TASK –
Scan the entries below. List each line with "andern".

::: ENTRIES PROVIDED

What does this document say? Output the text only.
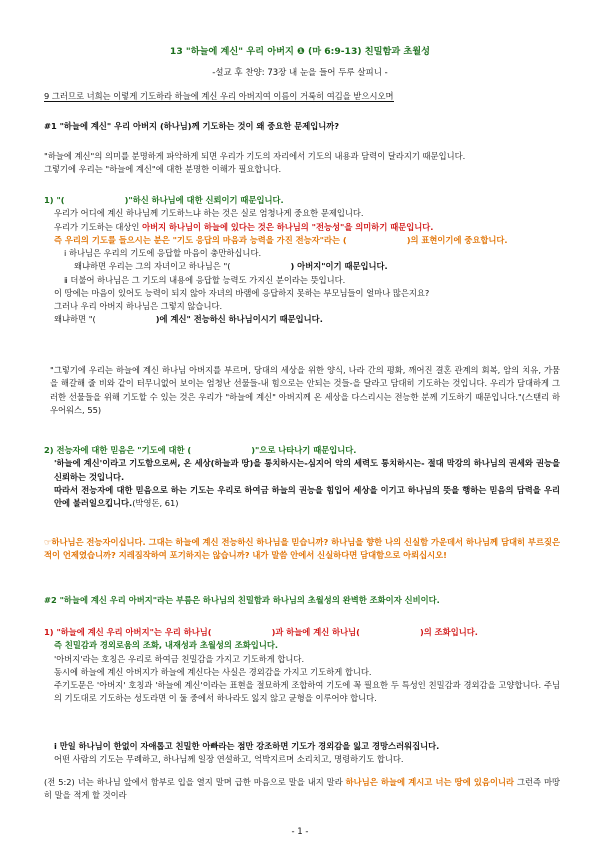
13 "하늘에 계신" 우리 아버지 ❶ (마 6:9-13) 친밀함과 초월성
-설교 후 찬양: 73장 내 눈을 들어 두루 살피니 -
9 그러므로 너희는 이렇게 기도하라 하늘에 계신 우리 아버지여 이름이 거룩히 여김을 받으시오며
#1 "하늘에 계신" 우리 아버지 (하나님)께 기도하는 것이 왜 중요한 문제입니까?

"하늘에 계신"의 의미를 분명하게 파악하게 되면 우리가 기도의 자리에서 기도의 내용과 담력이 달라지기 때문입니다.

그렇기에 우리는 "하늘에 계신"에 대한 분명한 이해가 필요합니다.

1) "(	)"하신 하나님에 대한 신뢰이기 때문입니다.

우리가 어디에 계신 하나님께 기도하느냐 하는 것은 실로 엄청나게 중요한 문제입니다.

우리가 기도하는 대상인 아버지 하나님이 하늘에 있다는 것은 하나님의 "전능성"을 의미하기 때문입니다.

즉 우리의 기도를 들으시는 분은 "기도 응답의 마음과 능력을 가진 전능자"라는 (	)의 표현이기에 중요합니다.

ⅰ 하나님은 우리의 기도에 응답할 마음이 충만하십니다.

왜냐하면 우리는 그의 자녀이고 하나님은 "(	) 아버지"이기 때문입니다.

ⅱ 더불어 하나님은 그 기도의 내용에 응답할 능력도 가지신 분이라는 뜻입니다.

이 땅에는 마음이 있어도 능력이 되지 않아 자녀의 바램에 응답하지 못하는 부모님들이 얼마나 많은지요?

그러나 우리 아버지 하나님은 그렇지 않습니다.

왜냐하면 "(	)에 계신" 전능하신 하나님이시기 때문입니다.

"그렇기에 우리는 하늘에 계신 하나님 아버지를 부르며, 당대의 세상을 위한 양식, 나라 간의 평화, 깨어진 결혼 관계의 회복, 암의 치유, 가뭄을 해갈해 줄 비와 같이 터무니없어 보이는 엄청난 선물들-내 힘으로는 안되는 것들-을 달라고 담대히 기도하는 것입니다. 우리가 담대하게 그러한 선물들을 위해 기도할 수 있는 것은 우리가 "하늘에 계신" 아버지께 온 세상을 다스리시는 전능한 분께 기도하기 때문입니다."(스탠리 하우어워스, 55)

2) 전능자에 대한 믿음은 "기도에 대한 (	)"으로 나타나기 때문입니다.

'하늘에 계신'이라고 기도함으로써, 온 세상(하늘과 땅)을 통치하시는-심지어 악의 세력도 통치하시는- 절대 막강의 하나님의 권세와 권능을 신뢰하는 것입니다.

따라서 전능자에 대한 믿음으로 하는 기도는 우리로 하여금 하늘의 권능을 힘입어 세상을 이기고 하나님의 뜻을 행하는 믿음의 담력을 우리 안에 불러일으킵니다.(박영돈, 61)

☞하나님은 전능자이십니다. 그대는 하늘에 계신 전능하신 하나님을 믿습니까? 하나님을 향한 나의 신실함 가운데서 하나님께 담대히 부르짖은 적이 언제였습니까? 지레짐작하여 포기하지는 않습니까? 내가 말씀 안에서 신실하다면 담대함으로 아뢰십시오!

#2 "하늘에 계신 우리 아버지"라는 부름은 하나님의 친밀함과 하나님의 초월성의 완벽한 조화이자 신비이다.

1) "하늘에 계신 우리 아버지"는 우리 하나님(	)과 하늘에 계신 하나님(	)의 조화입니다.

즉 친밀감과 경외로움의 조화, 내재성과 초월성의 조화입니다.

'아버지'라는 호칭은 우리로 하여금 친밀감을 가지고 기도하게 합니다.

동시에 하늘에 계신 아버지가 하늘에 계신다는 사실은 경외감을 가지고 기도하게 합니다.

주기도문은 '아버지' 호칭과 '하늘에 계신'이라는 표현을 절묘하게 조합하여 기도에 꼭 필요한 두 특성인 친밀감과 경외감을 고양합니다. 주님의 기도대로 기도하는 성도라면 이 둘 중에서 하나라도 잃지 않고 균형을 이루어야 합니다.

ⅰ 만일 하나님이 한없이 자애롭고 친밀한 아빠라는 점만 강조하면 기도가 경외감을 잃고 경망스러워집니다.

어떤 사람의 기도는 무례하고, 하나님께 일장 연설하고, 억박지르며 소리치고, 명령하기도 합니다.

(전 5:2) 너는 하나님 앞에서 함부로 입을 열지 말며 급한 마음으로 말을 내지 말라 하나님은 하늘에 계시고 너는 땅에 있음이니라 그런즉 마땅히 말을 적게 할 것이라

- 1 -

::::::
::: ENTRIES PROVIDED

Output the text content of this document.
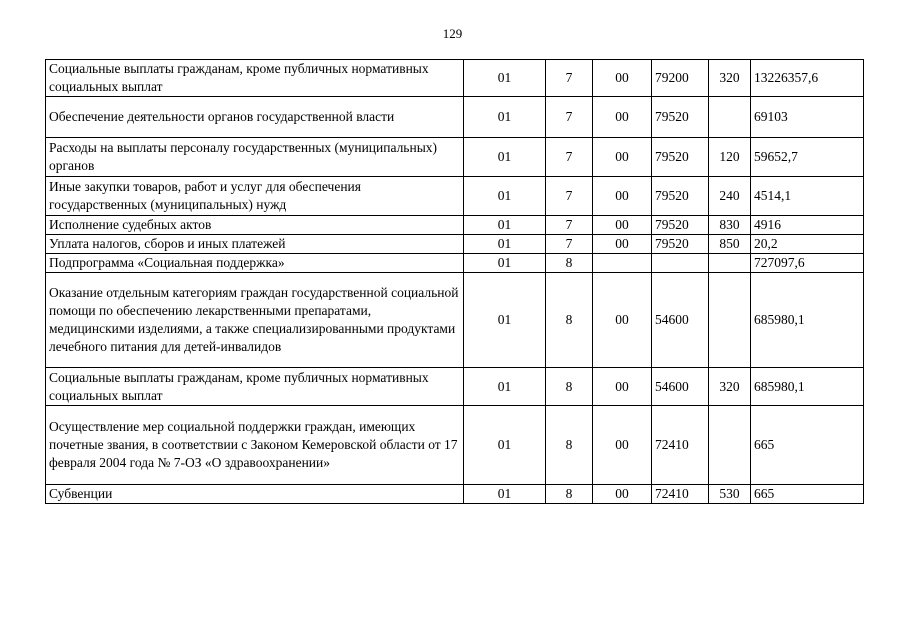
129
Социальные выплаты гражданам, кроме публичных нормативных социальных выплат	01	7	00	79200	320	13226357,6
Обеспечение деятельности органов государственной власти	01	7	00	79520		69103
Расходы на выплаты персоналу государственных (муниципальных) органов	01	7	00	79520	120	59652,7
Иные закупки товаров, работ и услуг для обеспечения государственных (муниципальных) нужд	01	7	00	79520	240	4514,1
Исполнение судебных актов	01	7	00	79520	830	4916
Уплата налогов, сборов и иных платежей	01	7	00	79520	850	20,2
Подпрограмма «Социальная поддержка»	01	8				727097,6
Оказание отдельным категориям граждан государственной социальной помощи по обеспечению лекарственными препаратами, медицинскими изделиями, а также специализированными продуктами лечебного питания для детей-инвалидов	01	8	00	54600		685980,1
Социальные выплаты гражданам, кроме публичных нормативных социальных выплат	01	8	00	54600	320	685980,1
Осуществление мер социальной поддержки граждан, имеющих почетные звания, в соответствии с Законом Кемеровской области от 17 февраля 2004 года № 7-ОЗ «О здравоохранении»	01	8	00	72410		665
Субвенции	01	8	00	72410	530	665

::::::
::: ENTRIES PROVIDED

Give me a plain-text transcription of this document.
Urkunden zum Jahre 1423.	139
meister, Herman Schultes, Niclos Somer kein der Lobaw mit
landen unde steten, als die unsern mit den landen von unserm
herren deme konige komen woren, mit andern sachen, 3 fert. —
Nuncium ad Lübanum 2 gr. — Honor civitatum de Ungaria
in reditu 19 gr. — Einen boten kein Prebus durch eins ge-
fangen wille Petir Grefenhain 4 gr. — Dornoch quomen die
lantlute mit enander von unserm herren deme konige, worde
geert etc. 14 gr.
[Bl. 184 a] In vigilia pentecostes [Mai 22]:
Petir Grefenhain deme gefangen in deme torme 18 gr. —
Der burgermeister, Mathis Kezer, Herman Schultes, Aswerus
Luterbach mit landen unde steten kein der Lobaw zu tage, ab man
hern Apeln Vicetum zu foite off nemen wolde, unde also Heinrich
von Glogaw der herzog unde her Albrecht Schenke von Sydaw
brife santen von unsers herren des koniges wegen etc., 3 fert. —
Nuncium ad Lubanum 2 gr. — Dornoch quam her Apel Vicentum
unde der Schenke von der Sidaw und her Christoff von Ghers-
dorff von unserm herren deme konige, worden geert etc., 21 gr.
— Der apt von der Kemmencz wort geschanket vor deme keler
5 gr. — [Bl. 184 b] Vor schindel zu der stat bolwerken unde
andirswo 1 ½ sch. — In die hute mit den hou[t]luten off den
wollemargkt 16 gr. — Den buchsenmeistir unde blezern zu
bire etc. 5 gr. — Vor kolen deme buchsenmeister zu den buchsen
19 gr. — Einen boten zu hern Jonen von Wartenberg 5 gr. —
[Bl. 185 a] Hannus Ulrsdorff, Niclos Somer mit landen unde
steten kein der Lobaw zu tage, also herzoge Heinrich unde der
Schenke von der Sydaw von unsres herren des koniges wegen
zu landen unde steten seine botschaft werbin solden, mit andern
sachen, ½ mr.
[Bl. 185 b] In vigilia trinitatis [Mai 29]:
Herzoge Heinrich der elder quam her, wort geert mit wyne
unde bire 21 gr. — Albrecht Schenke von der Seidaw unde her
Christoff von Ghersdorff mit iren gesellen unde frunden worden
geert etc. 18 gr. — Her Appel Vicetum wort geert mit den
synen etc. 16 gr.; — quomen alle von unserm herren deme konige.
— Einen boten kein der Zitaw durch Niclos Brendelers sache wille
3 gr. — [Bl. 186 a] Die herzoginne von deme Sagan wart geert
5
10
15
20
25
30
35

::::::

COMPLETE ANSWER –
herren deme konige komen woren, mit andern sachen, 3 fert. —
zu landen unde steten seine botschaft werbin solden, mit andern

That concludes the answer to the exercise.